* What to produce
Your task is to write out exactly the lines from the line containing "What does this" through the end of the records, inclusive at both ends.

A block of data
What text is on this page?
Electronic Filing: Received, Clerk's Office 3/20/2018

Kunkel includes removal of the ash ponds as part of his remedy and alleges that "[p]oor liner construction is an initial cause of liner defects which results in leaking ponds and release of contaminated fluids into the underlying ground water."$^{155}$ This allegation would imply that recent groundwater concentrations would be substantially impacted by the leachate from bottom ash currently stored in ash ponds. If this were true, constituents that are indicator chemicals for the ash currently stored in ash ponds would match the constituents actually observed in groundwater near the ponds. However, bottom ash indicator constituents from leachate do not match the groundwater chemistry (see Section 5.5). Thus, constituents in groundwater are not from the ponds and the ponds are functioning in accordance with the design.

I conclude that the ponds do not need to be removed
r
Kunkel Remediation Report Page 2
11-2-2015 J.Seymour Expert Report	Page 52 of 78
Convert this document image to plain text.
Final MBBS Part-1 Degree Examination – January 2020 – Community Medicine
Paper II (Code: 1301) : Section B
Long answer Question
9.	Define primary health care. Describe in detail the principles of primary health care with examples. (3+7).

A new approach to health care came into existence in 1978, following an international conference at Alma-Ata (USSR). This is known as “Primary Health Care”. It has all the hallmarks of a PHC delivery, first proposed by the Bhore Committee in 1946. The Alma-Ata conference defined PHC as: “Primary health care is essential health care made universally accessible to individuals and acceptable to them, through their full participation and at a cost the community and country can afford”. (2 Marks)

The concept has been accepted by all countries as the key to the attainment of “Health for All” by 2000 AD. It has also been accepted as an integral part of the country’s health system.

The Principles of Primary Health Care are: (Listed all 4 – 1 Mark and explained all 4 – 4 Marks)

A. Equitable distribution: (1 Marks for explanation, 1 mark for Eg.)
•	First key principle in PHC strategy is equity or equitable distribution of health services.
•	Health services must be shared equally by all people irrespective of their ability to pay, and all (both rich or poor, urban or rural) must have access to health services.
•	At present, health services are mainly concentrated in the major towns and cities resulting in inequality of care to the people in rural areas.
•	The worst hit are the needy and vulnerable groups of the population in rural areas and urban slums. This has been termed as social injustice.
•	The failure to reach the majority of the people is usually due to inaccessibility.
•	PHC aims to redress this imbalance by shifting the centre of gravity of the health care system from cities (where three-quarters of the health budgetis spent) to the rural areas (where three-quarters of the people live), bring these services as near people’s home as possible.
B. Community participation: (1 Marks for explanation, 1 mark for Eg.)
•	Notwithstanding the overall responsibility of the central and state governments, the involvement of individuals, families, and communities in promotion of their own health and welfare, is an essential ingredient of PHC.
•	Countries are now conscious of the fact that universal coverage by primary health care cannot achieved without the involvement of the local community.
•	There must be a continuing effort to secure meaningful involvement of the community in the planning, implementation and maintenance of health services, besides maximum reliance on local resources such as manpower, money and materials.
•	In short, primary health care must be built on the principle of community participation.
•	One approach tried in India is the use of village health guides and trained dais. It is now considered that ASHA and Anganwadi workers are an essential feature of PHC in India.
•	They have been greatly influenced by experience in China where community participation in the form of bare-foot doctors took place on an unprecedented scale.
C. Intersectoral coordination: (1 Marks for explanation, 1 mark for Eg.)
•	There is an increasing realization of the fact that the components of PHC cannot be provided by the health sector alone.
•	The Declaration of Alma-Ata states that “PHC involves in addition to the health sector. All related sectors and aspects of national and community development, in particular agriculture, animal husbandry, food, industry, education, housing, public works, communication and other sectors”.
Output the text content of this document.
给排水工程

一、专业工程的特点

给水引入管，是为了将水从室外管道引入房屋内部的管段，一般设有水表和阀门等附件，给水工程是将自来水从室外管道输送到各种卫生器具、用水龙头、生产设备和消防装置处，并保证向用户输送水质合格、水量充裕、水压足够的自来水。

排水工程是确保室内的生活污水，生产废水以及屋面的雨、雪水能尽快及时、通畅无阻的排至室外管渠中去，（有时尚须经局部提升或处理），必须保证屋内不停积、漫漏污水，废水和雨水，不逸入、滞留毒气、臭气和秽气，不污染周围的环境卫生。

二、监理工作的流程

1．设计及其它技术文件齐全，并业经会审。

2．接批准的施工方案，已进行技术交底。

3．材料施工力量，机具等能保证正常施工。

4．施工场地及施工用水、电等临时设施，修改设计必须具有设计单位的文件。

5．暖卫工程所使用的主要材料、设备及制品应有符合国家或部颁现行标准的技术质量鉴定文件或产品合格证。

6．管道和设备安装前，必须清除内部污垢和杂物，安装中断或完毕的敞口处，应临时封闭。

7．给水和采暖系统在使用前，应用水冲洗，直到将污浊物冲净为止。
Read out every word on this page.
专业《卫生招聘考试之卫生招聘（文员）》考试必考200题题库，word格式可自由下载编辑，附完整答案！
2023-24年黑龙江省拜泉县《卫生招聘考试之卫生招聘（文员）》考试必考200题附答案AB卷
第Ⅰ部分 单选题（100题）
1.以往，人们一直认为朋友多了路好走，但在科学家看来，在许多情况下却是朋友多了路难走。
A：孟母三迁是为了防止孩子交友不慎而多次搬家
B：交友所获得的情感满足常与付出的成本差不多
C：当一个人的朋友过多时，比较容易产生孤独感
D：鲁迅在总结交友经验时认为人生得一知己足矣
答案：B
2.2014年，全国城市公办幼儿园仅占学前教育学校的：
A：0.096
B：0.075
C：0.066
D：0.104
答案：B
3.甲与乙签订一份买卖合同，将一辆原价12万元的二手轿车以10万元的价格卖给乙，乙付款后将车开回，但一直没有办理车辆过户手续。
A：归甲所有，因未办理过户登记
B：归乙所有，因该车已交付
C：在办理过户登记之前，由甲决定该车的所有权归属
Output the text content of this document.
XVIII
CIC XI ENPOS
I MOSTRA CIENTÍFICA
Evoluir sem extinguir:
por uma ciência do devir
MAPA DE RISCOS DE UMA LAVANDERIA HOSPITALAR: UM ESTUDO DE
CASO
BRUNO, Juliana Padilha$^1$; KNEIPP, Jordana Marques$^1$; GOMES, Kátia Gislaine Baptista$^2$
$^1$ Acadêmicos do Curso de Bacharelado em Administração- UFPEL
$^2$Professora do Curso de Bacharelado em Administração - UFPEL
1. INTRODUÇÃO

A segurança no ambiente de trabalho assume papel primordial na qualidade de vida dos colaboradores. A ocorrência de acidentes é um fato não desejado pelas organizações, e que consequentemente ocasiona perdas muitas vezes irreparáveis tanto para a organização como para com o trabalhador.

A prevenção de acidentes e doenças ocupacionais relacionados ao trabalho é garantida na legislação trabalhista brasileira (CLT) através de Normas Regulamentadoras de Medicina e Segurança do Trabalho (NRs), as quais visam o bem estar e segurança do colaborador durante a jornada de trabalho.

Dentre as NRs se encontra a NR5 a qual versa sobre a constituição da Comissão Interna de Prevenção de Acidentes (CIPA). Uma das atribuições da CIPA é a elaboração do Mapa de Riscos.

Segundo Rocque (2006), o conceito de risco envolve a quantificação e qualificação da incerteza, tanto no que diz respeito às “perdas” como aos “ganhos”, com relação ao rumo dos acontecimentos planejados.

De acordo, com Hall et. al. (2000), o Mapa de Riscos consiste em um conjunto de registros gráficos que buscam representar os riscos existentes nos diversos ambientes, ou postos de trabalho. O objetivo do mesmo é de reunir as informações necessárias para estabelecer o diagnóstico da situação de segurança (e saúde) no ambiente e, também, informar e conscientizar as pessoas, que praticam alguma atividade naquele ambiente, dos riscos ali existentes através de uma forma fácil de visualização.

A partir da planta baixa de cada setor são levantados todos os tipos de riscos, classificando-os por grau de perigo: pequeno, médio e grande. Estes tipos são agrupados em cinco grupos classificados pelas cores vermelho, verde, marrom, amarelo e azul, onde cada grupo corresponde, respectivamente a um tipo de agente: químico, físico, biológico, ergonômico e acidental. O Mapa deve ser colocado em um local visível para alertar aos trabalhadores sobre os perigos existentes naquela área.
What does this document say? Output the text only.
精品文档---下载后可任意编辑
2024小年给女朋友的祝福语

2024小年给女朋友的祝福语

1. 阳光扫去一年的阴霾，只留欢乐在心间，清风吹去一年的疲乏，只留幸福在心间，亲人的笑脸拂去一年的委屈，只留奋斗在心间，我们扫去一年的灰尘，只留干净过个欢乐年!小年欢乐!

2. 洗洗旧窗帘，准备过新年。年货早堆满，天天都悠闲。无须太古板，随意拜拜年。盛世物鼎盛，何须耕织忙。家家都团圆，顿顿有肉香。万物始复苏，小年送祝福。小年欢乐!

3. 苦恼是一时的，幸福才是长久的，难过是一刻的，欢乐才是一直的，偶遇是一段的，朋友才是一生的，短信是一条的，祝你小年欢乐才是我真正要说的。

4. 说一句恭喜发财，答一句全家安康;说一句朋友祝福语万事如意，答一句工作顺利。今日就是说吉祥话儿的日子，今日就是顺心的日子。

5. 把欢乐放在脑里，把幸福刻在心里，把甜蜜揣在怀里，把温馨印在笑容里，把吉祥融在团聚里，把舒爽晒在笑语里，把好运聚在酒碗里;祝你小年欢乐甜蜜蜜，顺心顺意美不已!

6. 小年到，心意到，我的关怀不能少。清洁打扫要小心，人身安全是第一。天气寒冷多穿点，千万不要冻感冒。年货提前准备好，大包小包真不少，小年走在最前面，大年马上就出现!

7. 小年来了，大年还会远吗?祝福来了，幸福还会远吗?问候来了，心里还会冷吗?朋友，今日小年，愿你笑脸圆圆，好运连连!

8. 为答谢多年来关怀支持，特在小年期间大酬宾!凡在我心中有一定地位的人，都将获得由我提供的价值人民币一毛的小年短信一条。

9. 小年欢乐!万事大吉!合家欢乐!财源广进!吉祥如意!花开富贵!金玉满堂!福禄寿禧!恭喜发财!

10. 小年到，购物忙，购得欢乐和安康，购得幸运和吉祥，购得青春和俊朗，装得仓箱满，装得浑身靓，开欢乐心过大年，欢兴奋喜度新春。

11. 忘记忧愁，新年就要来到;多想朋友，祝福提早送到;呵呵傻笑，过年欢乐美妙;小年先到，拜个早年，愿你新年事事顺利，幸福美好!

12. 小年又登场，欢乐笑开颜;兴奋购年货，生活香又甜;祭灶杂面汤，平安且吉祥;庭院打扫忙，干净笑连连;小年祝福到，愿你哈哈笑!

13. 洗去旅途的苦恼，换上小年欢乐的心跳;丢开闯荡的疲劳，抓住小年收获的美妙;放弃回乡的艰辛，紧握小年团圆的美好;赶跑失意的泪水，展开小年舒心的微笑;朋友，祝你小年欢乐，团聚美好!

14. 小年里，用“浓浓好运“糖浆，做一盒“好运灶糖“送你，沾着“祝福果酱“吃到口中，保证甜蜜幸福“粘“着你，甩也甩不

* Answer to this exercise
What does this document say? Output the text only.
精品文档---下载后可任意编辑
2024小年给女朋友的祝福语

2024小年给女朋友的祝福语

1. 阳光扫去一年的阴霾，只留欢乐在心间，清风吹去一年的疲乏，只留幸福在心间，亲人的笑脸拂去一年的委屈，只留奋斗在心间，我们扫去一年的灰尘，只留干净过个欢乐年!小年欢乐!

2. 洗洗旧窗帘，准备过新年。年货早堆满，天天都悠闲。无须太古板，随意拜拜年。盛世物鼎盛，何须耕织忙。家家都团圆，顿顿有肉香。万物始复苏，小年送祝福。小年欢乐!

3. 苦恼是一时的，幸福才是长久的，难过是一刻的，欢乐才是一直的，偶遇是一段的，朋友才是一生的，短信是一条的，祝你小年欢乐才是我真正要说的。

4. 说一句恭喜发财，答一句全家安康;说一句朋友祝福语万事如意，答一句工作顺利。今日就是说吉祥话儿的日子，今日就是顺心的日子。

5. 把欢乐放在脑里，把幸福刻在心里，把甜蜜揣在怀里，把温馨印在笑容里，把吉祥融在团聚里，把舒爽晒在笑语里，把好运聚在酒碗里;祝你小年欢乐甜蜜蜜，顺心顺意美不已!

6. 小年到，心意到，我的关怀不能少。清洁打扫要小心，人身安全是第一。天气寒冷多穿点，千万不要冻感冒。年货提前准备好，大包小包真不少，小年走在最前面，大年马上就出现!

7. 小年来了，大年还会远吗?祝福来了，幸福还会远吗?问候来了，心里还会冷吗?朋友，今日小年，愿你笑脸圆圆，好运连连!

8. 为答谢多年来关怀支持，特在小年期间大酬宾!凡在我心中有一定地位的人，都将获得由我提供的价值人民币一毛的小年短信一条。

9. 小年欢乐!万事大吉!合家欢乐!财源广进!吉祥如意!花开富贵!金玉满堂!福禄寿禧!恭喜发财!

10. 小年到，购物忙，购得欢乐和安康，购得幸运和吉祥，购得青春和俊朗，装得仓箱满，装得浑身靓，开欢乐心过大年，欢兴奋喜度新春。

11. 忘记忧愁，新年就要来到;多想朋友，祝福提早送到;呵呵傻笑，过年欢乐美妙;小年先到，拜个早年，愿你新年事事顺利，幸福美好!

12. 小年又登场，欢乐笑开颜;兴奋购年货，生活香又甜;祭灶杂面汤，平安且吉祥;庭院打扫忙，干净笑连连;小年祝福到，愿你哈哈笑!

13. 洗去旅途的苦恼，换上小年欢乐的心跳;丢开闯荡的疲劳，抓住小年收获的美妙;放弃回乡的艰辛，紧握小年团圆的美好;赶跑失意的泪水，展开小年舒心的微笑;朋友，祝你小年欢乐，团聚美好!

14. 小年里，用“浓浓好运“糖浆，做一盒“好运灶糖“送你，沾着“祝福果酱“吃到口中，保证甜蜜幸福“粘“着你，甩也甩不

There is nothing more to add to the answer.